++++ Material
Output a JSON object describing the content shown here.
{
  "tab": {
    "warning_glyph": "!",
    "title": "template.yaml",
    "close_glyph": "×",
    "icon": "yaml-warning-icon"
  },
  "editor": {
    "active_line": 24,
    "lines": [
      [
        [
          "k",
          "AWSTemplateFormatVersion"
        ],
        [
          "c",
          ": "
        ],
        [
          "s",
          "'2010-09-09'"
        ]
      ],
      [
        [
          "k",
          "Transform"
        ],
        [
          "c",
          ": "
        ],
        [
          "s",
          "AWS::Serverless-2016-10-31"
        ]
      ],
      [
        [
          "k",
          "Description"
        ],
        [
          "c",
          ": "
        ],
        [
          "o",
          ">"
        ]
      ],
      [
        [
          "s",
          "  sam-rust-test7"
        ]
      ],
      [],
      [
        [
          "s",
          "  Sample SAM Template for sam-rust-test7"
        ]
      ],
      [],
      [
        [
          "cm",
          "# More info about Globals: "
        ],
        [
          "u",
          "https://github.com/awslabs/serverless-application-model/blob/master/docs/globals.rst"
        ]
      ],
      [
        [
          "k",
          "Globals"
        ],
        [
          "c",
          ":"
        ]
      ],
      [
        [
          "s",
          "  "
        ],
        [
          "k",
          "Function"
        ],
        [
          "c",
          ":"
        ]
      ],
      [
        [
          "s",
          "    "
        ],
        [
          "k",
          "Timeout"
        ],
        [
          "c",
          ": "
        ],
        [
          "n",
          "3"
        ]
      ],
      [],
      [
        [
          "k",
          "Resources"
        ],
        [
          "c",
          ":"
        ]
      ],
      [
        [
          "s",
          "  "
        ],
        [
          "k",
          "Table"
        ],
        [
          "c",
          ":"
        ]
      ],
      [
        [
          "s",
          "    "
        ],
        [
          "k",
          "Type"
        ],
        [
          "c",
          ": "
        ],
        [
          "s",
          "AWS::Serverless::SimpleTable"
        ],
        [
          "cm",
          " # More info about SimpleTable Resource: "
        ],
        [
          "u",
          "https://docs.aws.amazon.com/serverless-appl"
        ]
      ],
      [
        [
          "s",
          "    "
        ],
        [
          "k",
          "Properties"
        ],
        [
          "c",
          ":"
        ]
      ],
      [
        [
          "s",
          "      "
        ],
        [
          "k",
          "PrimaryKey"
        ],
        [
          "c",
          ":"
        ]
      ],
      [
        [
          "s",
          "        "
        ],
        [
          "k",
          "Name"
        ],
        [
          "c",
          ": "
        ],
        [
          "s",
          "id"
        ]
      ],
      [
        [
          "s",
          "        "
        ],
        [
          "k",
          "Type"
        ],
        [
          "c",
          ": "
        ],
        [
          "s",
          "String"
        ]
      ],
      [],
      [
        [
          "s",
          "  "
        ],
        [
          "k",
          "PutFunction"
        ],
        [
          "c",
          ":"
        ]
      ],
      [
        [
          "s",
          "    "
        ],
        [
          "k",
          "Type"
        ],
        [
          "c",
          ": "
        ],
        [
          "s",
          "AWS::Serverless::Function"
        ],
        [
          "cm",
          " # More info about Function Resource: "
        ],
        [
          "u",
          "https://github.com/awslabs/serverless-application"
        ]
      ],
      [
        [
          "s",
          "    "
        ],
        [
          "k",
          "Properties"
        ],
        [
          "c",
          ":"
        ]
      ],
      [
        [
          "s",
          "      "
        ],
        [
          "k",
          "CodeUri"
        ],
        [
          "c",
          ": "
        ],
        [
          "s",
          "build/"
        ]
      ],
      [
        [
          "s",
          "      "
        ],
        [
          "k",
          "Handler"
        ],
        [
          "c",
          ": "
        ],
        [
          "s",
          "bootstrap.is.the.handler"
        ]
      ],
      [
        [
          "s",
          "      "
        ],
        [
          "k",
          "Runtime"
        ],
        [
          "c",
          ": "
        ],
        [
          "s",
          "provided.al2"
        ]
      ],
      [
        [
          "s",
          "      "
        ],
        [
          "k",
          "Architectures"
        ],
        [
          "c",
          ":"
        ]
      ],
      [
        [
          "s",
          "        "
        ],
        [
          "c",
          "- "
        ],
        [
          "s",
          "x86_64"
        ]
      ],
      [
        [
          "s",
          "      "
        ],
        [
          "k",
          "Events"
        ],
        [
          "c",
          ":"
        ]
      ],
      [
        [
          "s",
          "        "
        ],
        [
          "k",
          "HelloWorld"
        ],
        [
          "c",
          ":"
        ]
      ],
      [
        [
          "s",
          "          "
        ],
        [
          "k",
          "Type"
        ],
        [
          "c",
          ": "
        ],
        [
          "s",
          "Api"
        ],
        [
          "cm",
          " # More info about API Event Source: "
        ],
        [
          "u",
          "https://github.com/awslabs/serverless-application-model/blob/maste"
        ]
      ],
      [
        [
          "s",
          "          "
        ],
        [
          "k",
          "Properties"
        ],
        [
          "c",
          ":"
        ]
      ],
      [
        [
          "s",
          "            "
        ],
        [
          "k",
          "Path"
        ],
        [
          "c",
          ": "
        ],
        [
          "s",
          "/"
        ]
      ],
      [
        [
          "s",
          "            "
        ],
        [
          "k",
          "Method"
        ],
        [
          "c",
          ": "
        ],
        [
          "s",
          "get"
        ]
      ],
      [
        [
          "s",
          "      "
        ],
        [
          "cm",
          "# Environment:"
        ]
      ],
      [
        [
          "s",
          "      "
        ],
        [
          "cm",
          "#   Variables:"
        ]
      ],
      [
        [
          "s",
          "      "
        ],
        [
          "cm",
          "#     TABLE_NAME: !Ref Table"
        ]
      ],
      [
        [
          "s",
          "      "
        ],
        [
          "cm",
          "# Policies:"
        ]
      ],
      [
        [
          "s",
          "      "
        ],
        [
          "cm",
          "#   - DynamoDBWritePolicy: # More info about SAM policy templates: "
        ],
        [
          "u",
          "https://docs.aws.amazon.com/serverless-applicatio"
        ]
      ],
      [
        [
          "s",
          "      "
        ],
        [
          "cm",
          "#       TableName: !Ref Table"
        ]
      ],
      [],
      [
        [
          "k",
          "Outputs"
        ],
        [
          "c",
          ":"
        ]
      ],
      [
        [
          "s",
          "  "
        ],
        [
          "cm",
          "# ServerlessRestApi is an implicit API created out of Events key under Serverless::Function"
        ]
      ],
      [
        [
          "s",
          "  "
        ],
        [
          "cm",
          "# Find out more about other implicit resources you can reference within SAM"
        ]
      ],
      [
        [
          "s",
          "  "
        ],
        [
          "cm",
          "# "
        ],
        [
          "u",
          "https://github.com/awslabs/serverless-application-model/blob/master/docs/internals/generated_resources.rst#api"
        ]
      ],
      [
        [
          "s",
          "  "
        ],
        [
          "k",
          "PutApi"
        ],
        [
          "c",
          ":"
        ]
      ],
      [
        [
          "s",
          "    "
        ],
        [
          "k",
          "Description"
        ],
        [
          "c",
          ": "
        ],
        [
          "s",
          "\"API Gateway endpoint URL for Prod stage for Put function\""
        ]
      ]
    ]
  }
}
++++++++
* Do this: Your task is to repeat every line exactly.

* Response to the task:
Output a JSON object describing the content shown here.
{
  "tab": {
    "warning_glyph": "!",
    "title": "template.yaml",
    "close_glyph": "×",
    "icon": "yaml-warning-icon"
  },
  "editor": {
    "active_line": 24,
    "lines": [
      [
        [
          "k",
          "AWSTemplateFormatVersion"
        ],
        [
          "c",
          ": "
        ],
        [
          "s",
          "'2010-09-09'"
        ]
      ],
      [
        [
          "k",
          "Transform"
        ],
        [
          "c",
          ": "
        ],
        [
          "s",
          "AWS::Serverless-2016-10-31"
        ]
      ],
      [
        [
          "k",
          "Description"
        ],
        [
          "c",
          ": "
        ],
        [
          "o",
          ">"
        ]
      ],
      [
        [
          "s",
          "  sam-rust-test7"
        ]
      ],
      [],
      [
        [
          "s",
          "  Sample SAM Template for sam-rust-test7"
        ]
      ],
      [],
      [
        [
          "cm",
          "# More info about Globals: "
        ],
        [
          "u",
          "https://github.com/awslabs/serverless-application-model/blob/master/docs/globals.rst"
        ]
      ],
      [
        [
          "k",
          "Globals"
        ],
        [
          "c",
          ":"
        ]
      ],
      [
        [
          "s",
          "  "
        ],
        [
          "k",
          "Function"
        ],
        [
          "c",
          ":"
        ]
      ],
      [
        [
          "s",
          "    "
        ],
        [
          "k",
          "Timeout"
        ],
        [
          "c",
          ": "
        ],
        [
          "n",
          "3"
        ]
      ],
      [],
      [
        [
          "k",
          "Resources"
        ],
        [
          "c",
          ":"
        ]
      ],
      [
        [
          "s",
          "  "
        ],
        [
          "k",
          "Table"
        ],
        [
          "c",
          ":"
        ]
      ],
      [
        [
          "s",
          "    "
        ],
        [
          "k",
          "Type"
        ],
        [
          "c",
          ": "
        ],
        [
          "s",
          "AWS::Serverless::SimpleTable"
        ],
        [
          "cm",
          " # More info about SimpleTable Resource: "
        ],
        [
          "u",
          "https://docs.aws.amazon.com/serverless-appl"
        ]
      ],
      [
        [
          "s",
          "    "
        ],
        [
          "k",
          "Properties"
        ],
        [
          "c",
          ":"
        ]
      ],
      [
        [
          "s",
          "      "
        ],
        [
          "k",
          "PrimaryKey"
        ],
        [
          "c",
          ":"
        ]
      ],
      [
        [
          "s",
          "        "
        ],
        [
          "k",
          "Name"
        ],
        [
          "c",
          ": "
        ],
        [
          "s",
          "id"
        ]
      ],
      [
        [
          "s",
          "        "
        ],
        [
          "k",
          "Type"
        ],
        [
          "c",
          ": "
        ],
        [
          "s",
          "String"
        ]
      ],
      [],
      [
        [
          "s",
          "  "
        ],
        [
          "k",
          "PutFunction"
        ],
        [
          "c",
          ":"
        ]
      ],
      [
        [
          "s",
          "    "
        ],
        [
          "k",
          "Type"
        ],
        [
          "c",
          ": "
        ],
        [
          "s",
          "AWS::Serverless::Function"
        ],
        [
          "cm",
          " # More info about Function Resource: "
        ],
        [
          "u",
          "https://github.com/awslabs/serverless-application"
        ]
      ],
      [
        [
          "s",
          "    "
        ],
        [
          "k",
          "Properties"
        ],
        [
          "c",
          ":"
        ]
      ],
      [
        [
          "s",
          "      "
        ],
        [
          "k",
          "CodeUri"
        ],
        [
          "c",
          ": "
        ],
        [
          "s",
          "build/"
        ]
      ],
      [
        [
          "s",
          "      "
        ],
        [
          "k",
          "Handler"
        ],
        [
          "c",
          ": "
        ],
        [
          "s",
          "bootstrap.is.the.handler"
        ]
      ],
      [
        [
          "s",
          "      "
        ],
        [
          "k",
          "Runtime"
        ],
        [
          "c",
          ": "
        ],
        [
          "s",
          "provided.al2"
        ]
      ],
      [
        [
          "s",
          "      "
        ],
        [
          "k",
          "Architectures"
        ],
        [
          "c",
          ":"
        ]
      ],
      [
        [
          "s",
          "        "
        ],
        [
          "c",
          "- "
        ],
        [
          "s",
          "x86_64"
        ]
      ],
      [
        [
          "s",
          "      "
        ],
        [
          "k",
          "Events"
        ],
        [
          "c",
          ":"
        ]
      ],
      [
        [
          "s",
          "        "
        ],
        [
          "k",
          "HelloWorld"
        ],
        [
          "c",
          ":"
        ]
      ],
      [
        [
          "s",
          "          "
        ],
        [
          "k",
          "Type"
        ],
        [
          "c",
          ": "
        ],
        [
          "s",
          "Api"
        ],
        [
          "cm",
          " # More info about API Event Source: "
        ],
        [
          "u",
          "https://github.com/awslabs/serverless-application-model/blob/maste"
        ]
      ],
      [
        [
          "s",
          "          "
        ],
        [
          "k",
          "Properties"
        ],
        [
          "c",
          ":"
        ]
      ],
      [
        [
          "s",
          "            "
        ],
        [
          "k",
          "Path"
        ],
        [
          "c",
          ": "
        ],
        [
          "s",
          "/"
        ]
      ],
      [
        [
          "s",
          "            "
        ],
        [
          "k",
          "Method"
        ],
        [
          "c",
          ": "
        ],
        [
          "s",
          "get"
        ]
      ],
      [
        [
          "s",
          "      "
        ],
        [
          "cm",
          "# Environment:"
        ]
      ],
      [
        [
          "s",
          "      "
        ],
        [
          "cm",
          "#   Variables:"
        ]
      ],
      [
        [
          "s",
          "      "
        ],
        [
          "cm",
          "#     TABLE_NAME: !Ref Table"
        ]
      ],
      [
        [
          "s",
          "      "
        ],
        [
          "cm",
          "# Policies:"
        ]
      ],
      [
        [
          "s",
          "      "
        ],
        [
          "cm",
          "#   - DynamoDBWritePolicy: # More info about SAM policy templates: "
        ],
        [
          "u",
          "https://docs.aws.amazon.com/serverless-applicatio"
        ]
      ],
      [
        [
          "s",
          "      "
        ],
        [
          "cm",
          "#       TableName: !Ref Table"
        ]
      ],
      [],
      [
        [
          "k",
          "Outputs"
        ],
        [
          "c",
          ":"
        ]
      ],
      [
        [
          "s",
          "  "
        ],
        [
          "cm",
          "# ServerlessRestApi is an implicit API created out of Events key under Serverless::Function"
        ]
      ],
      [
        [
          "s",
          "  "
        ],
        [
          "cm",
          "# Find out more about other implicit resources you can reference within SAM"
        ]
      ],
      [
        [
          "s",
          "  "
        ],
        [
          "cm",
          "# "
        ],
        [
          "u",
          "https://github.com/awslabs/serverless-application-model/blob/master/docs/internals/generated_resources.rst#api"
        ]
      ],
      [
        [
          "s",
          "  "
        ],
        [
          "k",
          "PutApi"
        ],
        [
          "c",
          ":"
        ]
      ],
      [
        [
          "s",
          "    "
        ],
        [
          "k",
          "Description"
        ],
        [
          "c",
          ": "
        ],
        [
          "s",
          "\"API Gateway endpoint URL for Prod stage for Put function\""
        ]
      ]
    ]
  }
}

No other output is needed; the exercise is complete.